--- START OF Given data ---
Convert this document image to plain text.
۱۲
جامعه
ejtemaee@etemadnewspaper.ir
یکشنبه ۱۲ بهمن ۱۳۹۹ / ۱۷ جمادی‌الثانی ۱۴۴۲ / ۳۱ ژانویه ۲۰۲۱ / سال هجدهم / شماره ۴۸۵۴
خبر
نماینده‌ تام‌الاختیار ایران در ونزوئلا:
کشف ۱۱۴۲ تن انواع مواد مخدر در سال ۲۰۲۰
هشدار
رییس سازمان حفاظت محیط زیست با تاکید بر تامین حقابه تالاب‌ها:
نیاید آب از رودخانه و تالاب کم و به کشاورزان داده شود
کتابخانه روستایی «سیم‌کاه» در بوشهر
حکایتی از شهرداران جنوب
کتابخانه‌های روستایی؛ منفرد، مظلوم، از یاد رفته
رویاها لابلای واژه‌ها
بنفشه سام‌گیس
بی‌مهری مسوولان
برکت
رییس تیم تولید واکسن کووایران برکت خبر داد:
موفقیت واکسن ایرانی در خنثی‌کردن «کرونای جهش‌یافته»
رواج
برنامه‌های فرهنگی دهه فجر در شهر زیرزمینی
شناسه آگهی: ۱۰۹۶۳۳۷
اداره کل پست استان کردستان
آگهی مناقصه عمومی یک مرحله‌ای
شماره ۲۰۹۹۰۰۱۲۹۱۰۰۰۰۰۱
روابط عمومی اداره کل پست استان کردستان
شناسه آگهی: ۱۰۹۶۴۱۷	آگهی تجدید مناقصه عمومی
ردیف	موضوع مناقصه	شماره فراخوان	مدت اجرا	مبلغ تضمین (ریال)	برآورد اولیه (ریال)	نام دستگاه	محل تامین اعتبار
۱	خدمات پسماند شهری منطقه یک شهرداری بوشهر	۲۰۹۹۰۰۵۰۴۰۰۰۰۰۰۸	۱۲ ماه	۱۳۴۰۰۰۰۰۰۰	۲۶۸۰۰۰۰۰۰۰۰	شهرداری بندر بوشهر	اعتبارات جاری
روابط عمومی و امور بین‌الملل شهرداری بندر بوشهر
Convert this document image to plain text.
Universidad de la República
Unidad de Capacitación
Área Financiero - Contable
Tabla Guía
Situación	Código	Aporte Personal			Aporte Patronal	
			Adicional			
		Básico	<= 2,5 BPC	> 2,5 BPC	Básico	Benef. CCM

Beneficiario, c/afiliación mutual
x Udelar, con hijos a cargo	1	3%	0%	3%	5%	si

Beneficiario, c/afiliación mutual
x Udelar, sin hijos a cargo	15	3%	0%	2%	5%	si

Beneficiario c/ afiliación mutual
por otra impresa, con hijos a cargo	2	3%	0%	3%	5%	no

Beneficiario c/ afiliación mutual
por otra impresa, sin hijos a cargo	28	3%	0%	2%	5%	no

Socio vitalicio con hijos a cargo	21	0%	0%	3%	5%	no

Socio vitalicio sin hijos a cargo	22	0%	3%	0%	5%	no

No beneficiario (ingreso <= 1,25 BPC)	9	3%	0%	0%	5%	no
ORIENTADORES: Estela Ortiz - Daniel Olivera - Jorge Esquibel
--- END OF Given data ---
--- START OF Given data ---
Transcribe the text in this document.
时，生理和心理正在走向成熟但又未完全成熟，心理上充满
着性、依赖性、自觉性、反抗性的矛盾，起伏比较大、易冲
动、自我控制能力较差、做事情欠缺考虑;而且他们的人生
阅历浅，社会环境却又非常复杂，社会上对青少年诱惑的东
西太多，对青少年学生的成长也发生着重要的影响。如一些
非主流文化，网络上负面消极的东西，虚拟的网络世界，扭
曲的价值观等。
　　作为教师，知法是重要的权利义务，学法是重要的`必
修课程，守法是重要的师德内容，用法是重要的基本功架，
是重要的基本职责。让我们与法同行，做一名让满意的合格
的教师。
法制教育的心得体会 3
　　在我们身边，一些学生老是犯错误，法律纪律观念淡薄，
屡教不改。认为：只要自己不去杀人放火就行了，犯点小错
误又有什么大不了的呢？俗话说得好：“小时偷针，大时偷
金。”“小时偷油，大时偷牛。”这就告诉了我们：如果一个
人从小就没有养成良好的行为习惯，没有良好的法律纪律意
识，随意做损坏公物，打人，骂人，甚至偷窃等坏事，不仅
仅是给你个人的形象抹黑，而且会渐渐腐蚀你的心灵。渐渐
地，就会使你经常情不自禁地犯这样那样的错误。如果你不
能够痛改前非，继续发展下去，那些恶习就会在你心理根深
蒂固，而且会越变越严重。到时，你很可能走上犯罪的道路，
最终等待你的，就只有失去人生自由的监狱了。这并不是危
--- END OF Given data ---
--- START OF Given data ---
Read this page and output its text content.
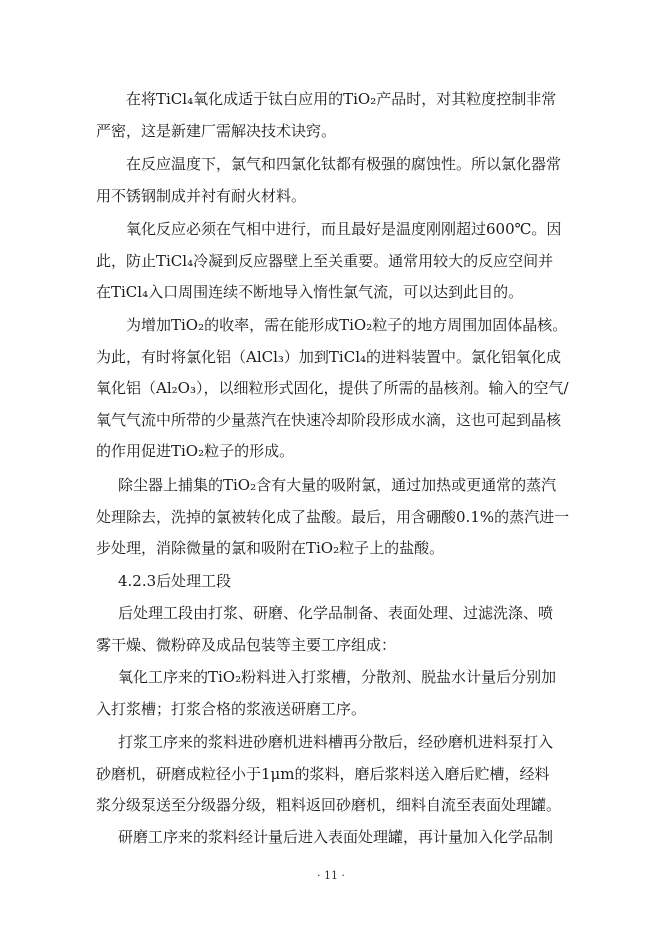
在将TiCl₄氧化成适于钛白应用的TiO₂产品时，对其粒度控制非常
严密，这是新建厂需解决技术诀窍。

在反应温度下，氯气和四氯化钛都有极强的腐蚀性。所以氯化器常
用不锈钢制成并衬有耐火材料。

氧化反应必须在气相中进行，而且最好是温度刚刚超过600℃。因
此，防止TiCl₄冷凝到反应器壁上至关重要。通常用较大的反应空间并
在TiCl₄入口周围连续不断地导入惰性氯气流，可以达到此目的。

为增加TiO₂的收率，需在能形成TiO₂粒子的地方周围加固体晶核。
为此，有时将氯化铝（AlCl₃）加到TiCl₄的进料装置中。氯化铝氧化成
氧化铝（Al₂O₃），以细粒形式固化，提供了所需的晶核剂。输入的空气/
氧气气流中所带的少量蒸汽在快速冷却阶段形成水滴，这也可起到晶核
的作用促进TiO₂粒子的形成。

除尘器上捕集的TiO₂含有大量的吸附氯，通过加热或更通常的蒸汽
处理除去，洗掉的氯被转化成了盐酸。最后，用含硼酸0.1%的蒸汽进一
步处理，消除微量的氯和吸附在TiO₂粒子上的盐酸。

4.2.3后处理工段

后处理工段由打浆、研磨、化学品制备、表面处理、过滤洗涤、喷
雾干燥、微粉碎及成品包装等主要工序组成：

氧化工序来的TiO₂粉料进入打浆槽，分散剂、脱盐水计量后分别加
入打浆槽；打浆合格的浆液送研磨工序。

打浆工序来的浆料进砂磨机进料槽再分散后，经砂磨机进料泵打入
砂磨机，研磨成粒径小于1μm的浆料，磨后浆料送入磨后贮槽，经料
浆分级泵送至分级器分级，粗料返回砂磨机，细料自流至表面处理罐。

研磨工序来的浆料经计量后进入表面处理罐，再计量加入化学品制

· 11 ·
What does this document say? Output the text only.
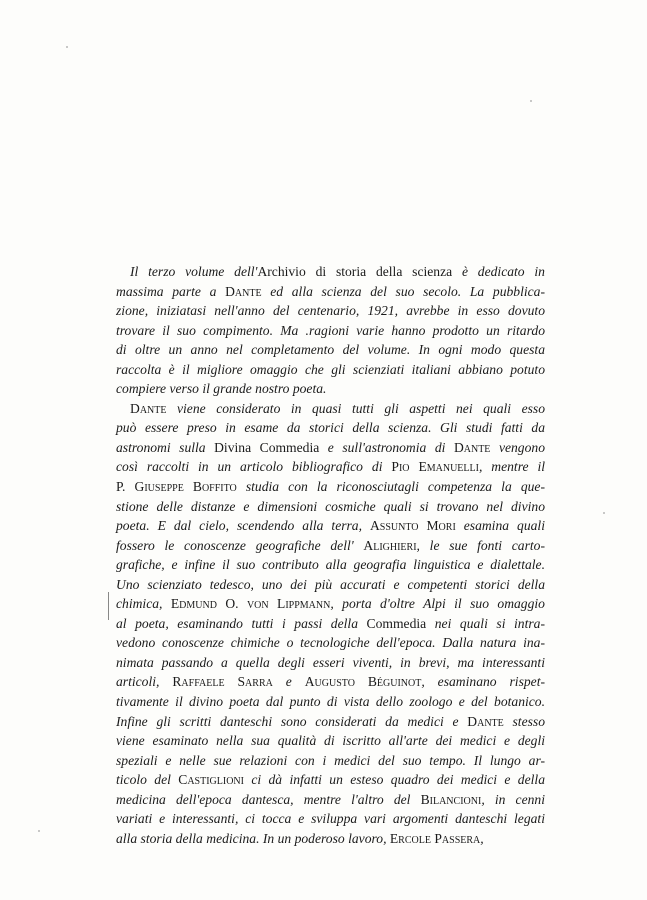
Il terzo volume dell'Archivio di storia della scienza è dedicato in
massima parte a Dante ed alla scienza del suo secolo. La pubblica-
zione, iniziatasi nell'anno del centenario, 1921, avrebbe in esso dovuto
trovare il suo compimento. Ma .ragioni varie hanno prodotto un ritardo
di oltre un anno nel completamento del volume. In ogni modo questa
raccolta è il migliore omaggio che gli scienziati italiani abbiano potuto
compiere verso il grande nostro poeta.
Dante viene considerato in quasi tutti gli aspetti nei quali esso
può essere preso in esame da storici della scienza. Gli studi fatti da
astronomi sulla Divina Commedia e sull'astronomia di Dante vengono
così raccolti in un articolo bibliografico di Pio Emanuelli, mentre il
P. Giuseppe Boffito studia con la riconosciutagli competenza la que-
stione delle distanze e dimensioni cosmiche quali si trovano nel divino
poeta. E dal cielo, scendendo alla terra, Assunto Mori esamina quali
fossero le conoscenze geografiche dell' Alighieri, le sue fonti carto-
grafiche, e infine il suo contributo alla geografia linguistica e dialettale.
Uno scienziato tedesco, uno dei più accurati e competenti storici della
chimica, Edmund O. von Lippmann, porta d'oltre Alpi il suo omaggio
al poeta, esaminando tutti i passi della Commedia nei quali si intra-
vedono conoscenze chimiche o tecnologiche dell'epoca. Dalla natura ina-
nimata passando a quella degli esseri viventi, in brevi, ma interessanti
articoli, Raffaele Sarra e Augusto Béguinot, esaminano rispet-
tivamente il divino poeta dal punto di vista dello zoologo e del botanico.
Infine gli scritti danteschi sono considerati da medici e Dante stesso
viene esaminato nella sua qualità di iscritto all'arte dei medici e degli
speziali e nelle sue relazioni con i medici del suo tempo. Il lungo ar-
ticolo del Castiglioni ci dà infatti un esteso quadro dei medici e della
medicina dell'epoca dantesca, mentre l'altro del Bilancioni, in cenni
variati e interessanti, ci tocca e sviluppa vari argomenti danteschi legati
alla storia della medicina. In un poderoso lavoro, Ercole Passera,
--- END OF Given data ---
### Task directions
Check every line of the data above for the string "danteschi", and copy those that have it.

### Written answer
Infine gli scritti danteschi sono considerati da medici e Dante stesso
variati e interessanti, ci tocca e sviluppa vari argomenti danteschi legati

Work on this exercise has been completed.